(Items from a dataset)
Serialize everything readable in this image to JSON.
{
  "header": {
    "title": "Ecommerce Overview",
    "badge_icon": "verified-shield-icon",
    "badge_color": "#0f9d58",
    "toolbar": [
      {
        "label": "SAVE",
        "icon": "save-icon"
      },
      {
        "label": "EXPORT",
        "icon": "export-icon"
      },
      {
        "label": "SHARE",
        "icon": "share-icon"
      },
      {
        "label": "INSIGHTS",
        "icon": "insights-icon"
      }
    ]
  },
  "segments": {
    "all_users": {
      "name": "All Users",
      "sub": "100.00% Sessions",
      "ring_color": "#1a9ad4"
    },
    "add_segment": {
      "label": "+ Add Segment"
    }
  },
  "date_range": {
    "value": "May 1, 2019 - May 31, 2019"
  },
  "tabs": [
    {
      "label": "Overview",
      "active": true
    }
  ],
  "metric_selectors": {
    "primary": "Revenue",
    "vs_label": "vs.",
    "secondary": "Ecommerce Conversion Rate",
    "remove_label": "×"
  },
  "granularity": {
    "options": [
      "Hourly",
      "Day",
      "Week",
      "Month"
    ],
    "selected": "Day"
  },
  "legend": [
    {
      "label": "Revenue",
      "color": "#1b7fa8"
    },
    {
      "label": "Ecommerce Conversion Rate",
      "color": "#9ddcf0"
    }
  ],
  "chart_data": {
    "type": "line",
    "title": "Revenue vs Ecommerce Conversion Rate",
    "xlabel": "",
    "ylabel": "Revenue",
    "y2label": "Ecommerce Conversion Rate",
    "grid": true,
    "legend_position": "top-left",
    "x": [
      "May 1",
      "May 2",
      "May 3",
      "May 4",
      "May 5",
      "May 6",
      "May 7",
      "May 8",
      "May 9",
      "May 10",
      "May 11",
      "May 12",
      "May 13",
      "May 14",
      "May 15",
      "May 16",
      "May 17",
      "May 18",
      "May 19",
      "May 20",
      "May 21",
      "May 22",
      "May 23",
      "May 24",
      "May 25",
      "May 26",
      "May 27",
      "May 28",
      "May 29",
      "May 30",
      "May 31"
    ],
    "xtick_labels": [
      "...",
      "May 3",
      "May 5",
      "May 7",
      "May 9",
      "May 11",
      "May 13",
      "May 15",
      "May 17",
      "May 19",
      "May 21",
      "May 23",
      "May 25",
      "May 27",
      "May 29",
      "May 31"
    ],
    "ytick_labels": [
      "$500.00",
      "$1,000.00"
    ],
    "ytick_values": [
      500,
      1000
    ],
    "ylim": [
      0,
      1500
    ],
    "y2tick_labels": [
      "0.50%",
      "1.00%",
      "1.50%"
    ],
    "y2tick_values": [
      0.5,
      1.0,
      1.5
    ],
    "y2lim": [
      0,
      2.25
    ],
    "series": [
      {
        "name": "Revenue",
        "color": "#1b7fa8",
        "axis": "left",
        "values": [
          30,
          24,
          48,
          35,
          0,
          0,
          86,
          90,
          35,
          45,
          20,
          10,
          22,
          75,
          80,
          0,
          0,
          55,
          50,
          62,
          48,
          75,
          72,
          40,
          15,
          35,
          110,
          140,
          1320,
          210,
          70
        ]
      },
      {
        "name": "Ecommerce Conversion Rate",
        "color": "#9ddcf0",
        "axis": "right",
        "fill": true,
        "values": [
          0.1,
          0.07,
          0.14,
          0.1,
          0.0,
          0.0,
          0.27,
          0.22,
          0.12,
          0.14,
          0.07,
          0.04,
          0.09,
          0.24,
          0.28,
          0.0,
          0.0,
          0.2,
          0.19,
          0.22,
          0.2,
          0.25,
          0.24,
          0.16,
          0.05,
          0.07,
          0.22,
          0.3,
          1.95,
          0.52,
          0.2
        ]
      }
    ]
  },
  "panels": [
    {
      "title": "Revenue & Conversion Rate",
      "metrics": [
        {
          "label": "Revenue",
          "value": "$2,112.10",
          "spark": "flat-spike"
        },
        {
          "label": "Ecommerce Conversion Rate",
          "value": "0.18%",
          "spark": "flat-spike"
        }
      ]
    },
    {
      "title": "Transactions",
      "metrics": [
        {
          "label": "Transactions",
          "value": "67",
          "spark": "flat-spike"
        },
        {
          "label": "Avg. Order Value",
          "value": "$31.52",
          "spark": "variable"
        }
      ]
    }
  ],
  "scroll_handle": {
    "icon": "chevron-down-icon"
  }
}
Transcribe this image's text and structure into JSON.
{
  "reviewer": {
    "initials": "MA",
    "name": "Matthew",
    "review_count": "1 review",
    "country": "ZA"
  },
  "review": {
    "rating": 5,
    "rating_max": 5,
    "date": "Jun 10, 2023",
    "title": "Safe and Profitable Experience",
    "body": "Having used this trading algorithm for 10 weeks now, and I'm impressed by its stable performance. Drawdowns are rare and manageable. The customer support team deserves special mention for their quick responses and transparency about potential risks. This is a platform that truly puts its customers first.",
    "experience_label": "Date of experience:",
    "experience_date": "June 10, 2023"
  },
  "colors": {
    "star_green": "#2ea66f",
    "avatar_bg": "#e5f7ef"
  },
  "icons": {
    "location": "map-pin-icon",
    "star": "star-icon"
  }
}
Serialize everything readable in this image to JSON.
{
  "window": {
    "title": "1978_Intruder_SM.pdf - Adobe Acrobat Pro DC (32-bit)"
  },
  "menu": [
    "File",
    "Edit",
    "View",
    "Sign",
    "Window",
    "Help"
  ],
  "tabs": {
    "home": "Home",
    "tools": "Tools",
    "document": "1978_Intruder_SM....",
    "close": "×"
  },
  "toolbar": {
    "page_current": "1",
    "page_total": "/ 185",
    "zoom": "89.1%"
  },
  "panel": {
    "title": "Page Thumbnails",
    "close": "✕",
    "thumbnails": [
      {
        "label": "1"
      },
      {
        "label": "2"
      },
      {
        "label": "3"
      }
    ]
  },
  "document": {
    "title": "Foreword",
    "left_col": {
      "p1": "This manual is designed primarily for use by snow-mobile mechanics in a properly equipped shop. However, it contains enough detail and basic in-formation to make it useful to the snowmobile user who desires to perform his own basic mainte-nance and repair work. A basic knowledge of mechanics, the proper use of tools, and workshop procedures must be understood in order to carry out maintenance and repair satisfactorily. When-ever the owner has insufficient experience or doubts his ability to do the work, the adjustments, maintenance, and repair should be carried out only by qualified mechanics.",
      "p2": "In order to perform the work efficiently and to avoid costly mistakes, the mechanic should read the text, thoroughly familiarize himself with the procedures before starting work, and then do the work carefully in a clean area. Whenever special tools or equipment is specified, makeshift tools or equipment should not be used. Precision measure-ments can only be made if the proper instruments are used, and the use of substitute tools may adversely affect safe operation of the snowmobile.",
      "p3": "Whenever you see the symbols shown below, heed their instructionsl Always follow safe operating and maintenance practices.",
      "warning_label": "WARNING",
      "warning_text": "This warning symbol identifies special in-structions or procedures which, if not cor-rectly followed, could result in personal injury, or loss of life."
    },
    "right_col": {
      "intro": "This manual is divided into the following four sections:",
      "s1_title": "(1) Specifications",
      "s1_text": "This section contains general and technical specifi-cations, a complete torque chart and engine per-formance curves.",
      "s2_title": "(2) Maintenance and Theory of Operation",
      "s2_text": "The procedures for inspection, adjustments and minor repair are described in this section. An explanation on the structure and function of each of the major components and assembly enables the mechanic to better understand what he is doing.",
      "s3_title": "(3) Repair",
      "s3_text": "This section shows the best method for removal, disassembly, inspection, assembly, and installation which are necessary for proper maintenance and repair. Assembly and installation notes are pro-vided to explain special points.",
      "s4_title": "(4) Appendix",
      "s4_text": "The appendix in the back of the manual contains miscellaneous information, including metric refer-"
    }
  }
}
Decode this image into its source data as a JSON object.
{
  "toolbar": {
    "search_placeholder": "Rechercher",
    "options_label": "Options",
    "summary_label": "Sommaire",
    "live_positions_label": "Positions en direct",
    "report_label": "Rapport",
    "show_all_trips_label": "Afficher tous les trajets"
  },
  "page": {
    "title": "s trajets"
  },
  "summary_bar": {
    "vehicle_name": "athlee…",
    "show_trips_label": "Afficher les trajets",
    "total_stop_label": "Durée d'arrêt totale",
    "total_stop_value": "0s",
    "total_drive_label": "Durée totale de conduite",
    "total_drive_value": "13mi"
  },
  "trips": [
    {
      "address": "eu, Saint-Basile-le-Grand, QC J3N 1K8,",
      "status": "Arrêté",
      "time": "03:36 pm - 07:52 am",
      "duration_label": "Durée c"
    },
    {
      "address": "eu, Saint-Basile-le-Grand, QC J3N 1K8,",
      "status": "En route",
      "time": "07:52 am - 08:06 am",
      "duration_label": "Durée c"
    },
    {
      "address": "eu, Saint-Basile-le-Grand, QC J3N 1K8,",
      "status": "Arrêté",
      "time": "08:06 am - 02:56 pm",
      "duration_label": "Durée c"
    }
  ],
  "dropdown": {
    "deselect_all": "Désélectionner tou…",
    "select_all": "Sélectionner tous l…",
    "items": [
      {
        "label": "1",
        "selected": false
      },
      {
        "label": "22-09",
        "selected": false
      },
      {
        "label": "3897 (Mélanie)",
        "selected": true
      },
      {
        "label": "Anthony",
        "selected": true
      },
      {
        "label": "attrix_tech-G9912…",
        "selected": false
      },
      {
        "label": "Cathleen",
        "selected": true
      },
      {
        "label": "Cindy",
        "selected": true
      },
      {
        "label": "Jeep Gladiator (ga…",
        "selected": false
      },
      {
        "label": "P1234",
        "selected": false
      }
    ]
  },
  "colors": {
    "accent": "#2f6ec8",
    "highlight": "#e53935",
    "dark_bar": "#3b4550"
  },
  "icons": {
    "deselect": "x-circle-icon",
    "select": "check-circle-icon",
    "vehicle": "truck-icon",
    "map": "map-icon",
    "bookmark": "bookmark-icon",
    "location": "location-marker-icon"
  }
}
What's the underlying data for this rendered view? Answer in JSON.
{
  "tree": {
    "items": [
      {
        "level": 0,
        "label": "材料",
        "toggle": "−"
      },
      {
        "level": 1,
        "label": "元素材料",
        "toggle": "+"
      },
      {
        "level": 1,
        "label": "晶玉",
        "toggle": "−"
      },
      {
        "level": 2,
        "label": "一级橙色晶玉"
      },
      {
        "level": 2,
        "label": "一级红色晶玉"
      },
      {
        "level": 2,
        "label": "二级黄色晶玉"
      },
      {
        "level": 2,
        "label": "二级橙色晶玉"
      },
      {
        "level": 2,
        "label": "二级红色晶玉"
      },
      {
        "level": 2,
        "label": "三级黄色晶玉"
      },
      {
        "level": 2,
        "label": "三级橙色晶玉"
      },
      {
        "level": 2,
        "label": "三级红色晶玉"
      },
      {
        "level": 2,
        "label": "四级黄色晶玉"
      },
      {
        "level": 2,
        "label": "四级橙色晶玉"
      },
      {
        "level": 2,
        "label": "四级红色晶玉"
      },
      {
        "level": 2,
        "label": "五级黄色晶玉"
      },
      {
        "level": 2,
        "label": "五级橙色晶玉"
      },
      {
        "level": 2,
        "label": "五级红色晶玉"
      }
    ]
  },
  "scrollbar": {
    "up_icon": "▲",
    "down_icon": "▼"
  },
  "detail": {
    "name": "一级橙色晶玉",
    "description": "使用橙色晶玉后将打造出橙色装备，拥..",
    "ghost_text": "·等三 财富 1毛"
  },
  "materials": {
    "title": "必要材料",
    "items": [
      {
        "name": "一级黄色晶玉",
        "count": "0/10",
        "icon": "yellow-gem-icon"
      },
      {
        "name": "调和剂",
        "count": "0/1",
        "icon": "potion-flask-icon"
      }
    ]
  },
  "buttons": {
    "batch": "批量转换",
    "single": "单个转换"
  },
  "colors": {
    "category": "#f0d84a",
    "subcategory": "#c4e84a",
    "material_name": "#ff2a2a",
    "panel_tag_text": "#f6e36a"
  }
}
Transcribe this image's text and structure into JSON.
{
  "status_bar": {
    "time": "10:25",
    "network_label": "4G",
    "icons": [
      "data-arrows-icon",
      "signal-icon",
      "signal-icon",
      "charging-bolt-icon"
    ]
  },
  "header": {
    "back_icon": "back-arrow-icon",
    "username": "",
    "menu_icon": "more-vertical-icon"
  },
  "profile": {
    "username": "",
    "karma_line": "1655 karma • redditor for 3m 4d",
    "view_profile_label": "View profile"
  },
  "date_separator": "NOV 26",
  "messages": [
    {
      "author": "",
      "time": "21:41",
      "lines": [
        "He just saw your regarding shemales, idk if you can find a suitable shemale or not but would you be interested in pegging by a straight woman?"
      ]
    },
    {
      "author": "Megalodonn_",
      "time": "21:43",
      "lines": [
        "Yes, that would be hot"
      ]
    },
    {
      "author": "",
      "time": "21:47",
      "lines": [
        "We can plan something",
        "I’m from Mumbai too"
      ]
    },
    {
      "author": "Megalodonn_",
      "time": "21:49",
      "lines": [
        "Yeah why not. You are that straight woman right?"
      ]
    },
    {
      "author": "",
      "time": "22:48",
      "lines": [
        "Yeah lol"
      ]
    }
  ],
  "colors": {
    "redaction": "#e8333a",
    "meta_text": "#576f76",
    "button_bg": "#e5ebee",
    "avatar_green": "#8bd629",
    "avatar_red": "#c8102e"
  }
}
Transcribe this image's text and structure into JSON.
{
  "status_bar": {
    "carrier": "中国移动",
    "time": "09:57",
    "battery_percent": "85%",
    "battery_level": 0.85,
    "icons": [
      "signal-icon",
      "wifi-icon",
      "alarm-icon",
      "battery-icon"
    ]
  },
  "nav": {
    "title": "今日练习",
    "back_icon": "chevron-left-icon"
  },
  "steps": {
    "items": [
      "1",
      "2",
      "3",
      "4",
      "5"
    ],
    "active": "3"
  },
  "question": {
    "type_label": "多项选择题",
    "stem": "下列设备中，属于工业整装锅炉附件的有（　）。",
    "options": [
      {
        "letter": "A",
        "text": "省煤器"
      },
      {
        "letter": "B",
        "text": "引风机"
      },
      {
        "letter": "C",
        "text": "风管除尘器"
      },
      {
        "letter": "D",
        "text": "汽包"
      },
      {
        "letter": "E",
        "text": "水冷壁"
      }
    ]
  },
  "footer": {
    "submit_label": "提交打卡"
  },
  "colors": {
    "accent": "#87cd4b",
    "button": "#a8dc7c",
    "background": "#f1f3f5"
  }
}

* **GIVEN EXERCISE**
In the entries above, find each line with the string "profile" and copy it.

* **TASK RESULT**
  "profile": {
    "view_profile_label": "View profile"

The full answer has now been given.